+++ EXTRACTED RECORDS +++

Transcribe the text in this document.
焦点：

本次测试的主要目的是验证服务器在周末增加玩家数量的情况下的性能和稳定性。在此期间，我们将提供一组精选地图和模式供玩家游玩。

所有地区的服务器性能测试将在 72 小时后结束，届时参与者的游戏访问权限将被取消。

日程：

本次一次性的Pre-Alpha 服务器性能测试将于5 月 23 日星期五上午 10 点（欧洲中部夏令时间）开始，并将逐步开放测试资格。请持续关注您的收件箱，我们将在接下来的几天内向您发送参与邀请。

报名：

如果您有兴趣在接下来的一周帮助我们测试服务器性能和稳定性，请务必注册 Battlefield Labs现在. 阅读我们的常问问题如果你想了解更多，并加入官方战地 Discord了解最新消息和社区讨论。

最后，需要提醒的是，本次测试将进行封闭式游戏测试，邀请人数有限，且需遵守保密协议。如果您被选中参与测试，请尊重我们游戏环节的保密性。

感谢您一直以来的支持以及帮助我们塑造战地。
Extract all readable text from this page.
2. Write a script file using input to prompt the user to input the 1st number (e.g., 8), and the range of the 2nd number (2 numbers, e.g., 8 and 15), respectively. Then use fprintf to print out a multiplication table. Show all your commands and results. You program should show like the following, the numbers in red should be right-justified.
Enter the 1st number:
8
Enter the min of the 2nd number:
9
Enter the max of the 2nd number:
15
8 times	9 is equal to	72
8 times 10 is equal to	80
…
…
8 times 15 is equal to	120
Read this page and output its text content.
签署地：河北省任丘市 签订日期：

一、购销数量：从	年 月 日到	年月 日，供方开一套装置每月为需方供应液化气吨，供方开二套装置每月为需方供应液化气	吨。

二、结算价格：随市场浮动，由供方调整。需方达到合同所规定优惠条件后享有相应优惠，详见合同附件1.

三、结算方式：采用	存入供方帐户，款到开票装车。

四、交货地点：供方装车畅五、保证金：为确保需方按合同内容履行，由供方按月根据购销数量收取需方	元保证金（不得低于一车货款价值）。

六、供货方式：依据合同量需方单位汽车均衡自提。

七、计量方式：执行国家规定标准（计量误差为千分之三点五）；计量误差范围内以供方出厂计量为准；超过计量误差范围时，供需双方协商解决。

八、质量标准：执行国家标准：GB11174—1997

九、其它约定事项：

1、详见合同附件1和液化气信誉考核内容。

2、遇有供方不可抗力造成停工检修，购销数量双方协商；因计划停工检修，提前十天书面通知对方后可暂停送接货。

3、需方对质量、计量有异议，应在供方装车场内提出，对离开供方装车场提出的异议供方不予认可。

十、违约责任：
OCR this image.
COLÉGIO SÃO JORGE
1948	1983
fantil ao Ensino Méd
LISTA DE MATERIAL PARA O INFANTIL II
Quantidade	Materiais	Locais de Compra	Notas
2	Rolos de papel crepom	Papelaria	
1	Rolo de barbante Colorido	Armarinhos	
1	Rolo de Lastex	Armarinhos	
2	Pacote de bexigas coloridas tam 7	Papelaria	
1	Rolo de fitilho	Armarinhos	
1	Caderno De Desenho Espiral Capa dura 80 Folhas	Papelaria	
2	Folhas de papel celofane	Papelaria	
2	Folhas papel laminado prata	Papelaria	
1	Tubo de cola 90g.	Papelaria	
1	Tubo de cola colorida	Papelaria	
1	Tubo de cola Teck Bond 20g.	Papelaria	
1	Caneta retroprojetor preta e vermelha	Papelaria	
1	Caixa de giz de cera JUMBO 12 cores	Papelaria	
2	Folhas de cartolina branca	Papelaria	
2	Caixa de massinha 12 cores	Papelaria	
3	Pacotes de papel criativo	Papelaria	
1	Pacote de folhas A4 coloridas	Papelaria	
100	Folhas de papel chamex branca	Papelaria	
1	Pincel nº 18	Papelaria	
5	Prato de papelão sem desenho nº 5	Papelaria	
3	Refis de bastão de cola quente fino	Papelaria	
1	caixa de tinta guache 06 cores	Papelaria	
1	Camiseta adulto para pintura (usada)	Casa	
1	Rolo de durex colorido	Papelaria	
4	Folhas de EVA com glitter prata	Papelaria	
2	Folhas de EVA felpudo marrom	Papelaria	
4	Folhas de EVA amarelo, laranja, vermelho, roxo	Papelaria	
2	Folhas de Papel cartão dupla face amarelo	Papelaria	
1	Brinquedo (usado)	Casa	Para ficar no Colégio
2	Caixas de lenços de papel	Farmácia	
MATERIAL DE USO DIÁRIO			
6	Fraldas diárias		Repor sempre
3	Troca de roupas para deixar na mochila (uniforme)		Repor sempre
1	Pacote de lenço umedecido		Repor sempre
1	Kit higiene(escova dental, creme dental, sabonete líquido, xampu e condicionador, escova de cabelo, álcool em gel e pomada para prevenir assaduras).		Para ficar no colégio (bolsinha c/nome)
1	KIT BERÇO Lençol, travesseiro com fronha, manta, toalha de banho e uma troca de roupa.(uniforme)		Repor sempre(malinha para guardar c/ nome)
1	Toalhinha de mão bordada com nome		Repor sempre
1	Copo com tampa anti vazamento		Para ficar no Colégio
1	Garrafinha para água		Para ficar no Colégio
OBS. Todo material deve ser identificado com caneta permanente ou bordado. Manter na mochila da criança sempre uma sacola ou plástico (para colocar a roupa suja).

+++

**EXERCISE AIM**
Write out the data exactly as it stands.

**TASK SOLUTION**
Transcribe the text in this document.
焦点：

本次测试的主要目的是验证服务器在周末增加玩家数量的情况下的性能和稳定性。在此期间，我们将提供一组精选地图和模式供玩家游玩。

所有地区的服务器性能测试将在 72 小时后结束，届时参与者的游戏访问权限将被取消。

日程：

本次一次性的Pre-Alpha 服务器性能测试将于5 月 23 日星期五上午 10 点（欧洲中部夏令时间）开始，并将逐步开放测试资格。请持续关注您的收件箱，我们将在接下来的几天内向您发送参与邀请。

报名：

如果您有兴趣在接下来的一周帮助我们测试服务器性能和稳定性，请务必注册 Battlefield Labs现在. 阅读我们的常问问题如果你想了解更多，并加入官方战地 Discord了解最新消息和社区讨论。

最后，需要提醒的是，本次测试将进行封闭式游戏测试，邀请人数有限，且需遵守保密协议。如果您被选中参与测试，请尊重我们游戏环节的保密性。

感谢您一直以来的支持以及帮助我们塑造战地。
Extract all readable text from this page.
2. Write a script file using input to prompt the user to input the 1st number (e.g., 8), and the range of the 2nd number (2 numbers, e.g., 8 and 15), respectively. Then use fprintf to print out a multiplication table. Show all your commands and results. You program should show like the following, the numbers in red should be right-justified.
Enter the 1st number:
8
Enter the min of the 2nd number:
9
Enter the max of the 2nd number:
15
8 times	9 is equal to	72
8 times 10 is equal to	80
…
…
8 times 15 is equal to	120
Read this page and output its text content.
签署地：河北省任丘市 签订日期：

一、购销数量：从	年 月 日到	年月 日，供方开一套装置每月为需方供应液化气吨，供方开二套装置每月为需方供应液化气	吨。

二、结算价格：随市场浮动，由供方调整。需方达到合同所规定优惠条件后享有相应优惠，详见合同附件1.

三、结算方式：采用	存入供方帐户，款到开票装车。

四、交货地点：供方装车畅五、保证金：为确保需方按合同内容履行，由供方按月根据购销数量收取需方	元保证金（不得低于一车货款价值）。

六、供货方式：依据合同量需方单位汽车均衡自提。

七、计量方式：执行国家规定标准（计量误差为千分之三点五）；计量误差范围内以供方出厂计量为准；超过计量误差范围时，供需双方协商解决。

八、质量标准：执行国家标准：GB11174—1997

九、其它约定事项：

1、详见合同附件1和液化气信誉考核内容。

2、遇有供方不可抗力造成停工检修，购销数量双方协商；因计划停工检修，提前十天书面通知对方后可暂停送接货。

3、需方对质量、计量有异议，应在供方装车场内提出，对离开供方装车场提出的异议供方不予认可。

十、违约责任：
OCR this image.
COLÉGIO SÃO JORGE
1948	1983
fantil ao Ensino Méd
LISTA DE MATERIAL PARA O INFANTIL II
Quantidade	Materiais	Locais de Compra	Notas
2	Rolos de papel crepom	Papelaria	
1	Rolo de barbante Colorido	Armarinhos	
1	Rolo de Lastex	Armarinhos	
2	Pacote de bexigas coloridas tam 7	Papelaria	
1	Rolo de fitilho	Armarinhos	
1	Caderno De Desenho Espiral Capa dura 80 Folhas	Papelaria	
2	Folhas de papel celofane	Papelaria	
2	Folhas papel laminado prata	Papelaria	
1	Tubo de cola 90g.	Papelaria	
1	Tubo de cola colorida	Papelaria	
1	Tubo de cola Teck Bond 20g.	Papelaria	
1	Caneta retroprojetor preta e vermelha	Papelaria	
1	Caixa de giz de cera JUMBO 12 cores	Papelaria	
2	Folhas de cartolina branca	Papelaria	
2	Caixa de massinha 12 cores	Papelaria	
3	Pacotes de papel criativo	Papelaria	
1	Pacote de folhas A4 coloridas	Papelaria	
100	Folhas de papel chamex branca	Papelaria	
1	Pincel nº 18	Papelaria	
5	Prato de papelão sem desenho nº 5	Papelaria	
3	Refis de bastão de cola quente fino	Papelaria	
1	caixa de tinta guache 06 cores	Papelaria	
1	Camiseta adulto para pintura (usada)	Casa	
1	Rolo de durex colorido	Papelaria	
4	Folhas de EVA com glitter prata	Papelaria	
2	Folhas de EVA felpudo marrom	Papelaria	
4	Folhas de EVA amarelo, laranja, vermelho, roxo	Papelaria	
2	Folhas de Papel cartão dupla face amarelo	Papelaria	
1	Brinquedo (usado)	Casa	Para ficar no Colégio
2	Caixas de lenços de papel	Farmácia	
MATERIAL DE USO DIÁRIO			
6	Fraldas diárias		Repor sempre
3	Troca de roupas para deixar na mochila (uniforme)		Repor sempre
1	Pacote de lenço umedecido		Repor sempre
1	Kit higiene(escova dental, creme dental, sabonete líquido, xampu e condicionador, escova de cabelo, álcool em gel e pomada para prevenir assaduras).		Para ficar no colégio (bolsinha c/nome)
1	KIT BERÇO Lençol, travesseiro com fronha, manta, toalha de banho e uma troca de roupa.(uniforme)		Repor sempre(malinha para guardar c/ nome)
1	Toalhinha de mão bordada com nome		Repor sempre
1	Copo com tampa anti vazamento		Para ficar no Colégio
1	Garrafinha para água		Para ficar no Colégio
OBS. Todo material deve ser identificado com caneta permanente ou bordado. Manter na mochila da criança sempre uma sacola ou plástico (para colocar a roupa suja).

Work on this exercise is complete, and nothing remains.